Stored data entries
◆ ◆ ◆

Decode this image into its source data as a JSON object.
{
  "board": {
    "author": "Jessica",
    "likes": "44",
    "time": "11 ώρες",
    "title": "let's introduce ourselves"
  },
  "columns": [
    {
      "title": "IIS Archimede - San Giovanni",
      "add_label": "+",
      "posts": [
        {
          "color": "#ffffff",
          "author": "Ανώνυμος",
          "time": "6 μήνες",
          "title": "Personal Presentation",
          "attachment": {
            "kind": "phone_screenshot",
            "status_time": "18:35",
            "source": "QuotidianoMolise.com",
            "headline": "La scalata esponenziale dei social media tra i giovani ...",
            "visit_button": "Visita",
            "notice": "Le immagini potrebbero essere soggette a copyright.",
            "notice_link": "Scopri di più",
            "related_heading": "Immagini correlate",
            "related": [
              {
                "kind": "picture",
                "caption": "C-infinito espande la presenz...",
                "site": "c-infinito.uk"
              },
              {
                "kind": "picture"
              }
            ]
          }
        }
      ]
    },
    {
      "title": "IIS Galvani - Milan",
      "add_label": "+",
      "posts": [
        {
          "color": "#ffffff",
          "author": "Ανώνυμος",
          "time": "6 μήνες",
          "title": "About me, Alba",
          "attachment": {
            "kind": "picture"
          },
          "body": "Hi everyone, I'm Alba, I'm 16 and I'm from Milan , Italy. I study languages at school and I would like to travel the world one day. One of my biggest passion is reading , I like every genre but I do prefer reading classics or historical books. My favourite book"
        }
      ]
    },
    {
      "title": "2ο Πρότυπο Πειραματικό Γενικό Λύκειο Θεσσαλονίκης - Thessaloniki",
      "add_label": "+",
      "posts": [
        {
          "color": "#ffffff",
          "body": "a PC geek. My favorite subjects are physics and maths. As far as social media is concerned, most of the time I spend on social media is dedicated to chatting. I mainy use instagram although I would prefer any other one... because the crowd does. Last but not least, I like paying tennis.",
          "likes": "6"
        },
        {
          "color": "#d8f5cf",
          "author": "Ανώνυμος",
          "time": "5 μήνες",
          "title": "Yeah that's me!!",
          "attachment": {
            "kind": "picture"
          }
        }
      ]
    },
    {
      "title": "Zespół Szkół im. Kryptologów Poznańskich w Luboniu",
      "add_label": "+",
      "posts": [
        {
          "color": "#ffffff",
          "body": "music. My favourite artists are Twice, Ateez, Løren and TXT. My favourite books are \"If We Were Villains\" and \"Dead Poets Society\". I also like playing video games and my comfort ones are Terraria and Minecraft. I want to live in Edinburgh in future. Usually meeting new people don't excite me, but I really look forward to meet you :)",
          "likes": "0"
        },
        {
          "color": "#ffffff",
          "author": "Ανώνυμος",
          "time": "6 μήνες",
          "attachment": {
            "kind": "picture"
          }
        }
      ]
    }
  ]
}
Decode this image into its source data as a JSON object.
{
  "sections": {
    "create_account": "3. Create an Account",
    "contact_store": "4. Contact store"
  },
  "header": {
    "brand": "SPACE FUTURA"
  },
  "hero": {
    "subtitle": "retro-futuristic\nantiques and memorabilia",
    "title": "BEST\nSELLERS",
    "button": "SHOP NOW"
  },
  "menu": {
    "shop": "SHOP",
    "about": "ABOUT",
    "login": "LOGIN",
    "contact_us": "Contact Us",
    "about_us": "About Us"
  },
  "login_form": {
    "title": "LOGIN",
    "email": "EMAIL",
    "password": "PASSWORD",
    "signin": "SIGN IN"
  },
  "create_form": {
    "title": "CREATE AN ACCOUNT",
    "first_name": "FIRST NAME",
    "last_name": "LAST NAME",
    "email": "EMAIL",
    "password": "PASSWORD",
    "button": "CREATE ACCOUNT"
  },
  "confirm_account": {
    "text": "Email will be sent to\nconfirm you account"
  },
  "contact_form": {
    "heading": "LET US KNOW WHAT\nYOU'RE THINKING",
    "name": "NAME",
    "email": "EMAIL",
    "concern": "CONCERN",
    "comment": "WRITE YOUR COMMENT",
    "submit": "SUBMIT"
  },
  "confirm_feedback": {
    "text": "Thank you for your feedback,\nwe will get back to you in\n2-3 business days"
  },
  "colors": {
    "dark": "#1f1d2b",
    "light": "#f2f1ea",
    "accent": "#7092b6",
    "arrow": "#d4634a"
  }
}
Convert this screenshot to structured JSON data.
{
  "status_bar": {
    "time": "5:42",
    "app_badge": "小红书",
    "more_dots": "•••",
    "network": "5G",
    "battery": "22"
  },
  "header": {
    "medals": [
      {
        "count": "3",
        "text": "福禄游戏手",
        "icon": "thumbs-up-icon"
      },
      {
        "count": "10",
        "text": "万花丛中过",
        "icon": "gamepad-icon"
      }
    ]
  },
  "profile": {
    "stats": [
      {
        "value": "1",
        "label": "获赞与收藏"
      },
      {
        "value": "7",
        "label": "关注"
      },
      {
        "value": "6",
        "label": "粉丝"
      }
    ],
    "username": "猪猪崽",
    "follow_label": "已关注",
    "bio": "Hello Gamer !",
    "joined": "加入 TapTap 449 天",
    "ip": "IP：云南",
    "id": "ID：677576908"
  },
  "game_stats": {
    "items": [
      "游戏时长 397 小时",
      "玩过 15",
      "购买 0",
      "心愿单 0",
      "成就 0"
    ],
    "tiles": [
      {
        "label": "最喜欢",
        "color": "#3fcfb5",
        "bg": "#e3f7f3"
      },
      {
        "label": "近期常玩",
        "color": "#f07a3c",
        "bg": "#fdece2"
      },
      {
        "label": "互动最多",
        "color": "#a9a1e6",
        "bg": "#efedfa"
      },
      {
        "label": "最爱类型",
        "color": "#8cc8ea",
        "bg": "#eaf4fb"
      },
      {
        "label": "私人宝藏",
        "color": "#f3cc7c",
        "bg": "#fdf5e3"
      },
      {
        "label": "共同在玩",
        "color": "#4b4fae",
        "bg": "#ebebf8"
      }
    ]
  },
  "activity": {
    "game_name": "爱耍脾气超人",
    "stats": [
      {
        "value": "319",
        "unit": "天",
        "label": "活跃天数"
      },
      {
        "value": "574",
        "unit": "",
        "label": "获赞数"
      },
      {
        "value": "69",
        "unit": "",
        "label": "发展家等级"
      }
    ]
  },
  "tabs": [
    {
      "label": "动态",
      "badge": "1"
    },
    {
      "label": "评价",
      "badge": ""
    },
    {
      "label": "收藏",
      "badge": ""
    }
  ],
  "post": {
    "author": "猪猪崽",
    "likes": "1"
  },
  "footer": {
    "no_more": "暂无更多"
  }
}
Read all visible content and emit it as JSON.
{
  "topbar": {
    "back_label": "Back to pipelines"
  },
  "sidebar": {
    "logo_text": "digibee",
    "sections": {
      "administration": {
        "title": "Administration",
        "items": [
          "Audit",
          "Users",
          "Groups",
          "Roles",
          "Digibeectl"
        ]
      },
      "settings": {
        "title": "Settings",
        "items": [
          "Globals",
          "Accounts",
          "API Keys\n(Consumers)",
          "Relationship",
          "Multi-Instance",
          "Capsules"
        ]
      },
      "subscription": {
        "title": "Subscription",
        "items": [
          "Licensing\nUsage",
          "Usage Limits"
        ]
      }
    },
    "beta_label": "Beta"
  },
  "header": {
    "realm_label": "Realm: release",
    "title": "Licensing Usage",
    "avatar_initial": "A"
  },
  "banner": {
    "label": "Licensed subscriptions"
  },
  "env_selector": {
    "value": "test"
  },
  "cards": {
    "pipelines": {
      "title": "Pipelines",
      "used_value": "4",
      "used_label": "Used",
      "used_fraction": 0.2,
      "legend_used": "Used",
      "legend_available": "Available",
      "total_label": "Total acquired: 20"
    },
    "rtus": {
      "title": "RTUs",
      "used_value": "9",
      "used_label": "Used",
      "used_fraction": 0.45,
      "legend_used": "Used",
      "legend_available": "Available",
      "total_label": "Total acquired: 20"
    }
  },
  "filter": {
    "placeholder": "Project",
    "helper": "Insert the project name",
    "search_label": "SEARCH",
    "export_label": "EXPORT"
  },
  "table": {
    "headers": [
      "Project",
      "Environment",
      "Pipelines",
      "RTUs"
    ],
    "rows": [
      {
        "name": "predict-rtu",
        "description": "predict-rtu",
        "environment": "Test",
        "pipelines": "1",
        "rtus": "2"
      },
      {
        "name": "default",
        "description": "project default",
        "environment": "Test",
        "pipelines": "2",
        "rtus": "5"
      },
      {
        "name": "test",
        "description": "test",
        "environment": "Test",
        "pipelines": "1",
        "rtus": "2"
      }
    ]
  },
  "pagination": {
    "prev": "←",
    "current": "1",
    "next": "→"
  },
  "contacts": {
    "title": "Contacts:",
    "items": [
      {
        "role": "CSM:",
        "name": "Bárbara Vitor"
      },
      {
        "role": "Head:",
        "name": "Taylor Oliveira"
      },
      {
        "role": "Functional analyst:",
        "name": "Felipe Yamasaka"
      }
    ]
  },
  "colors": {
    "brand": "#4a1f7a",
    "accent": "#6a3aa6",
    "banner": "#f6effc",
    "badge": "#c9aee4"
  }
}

◆ ◆ ◆

PROBLEM TO WORK ON:
Pick out the lines containing the string "icon" and show them.

EXPECTED ANSWER:
        "icon": "thumbs-up-icon"
        "icon": "gamepad-icon"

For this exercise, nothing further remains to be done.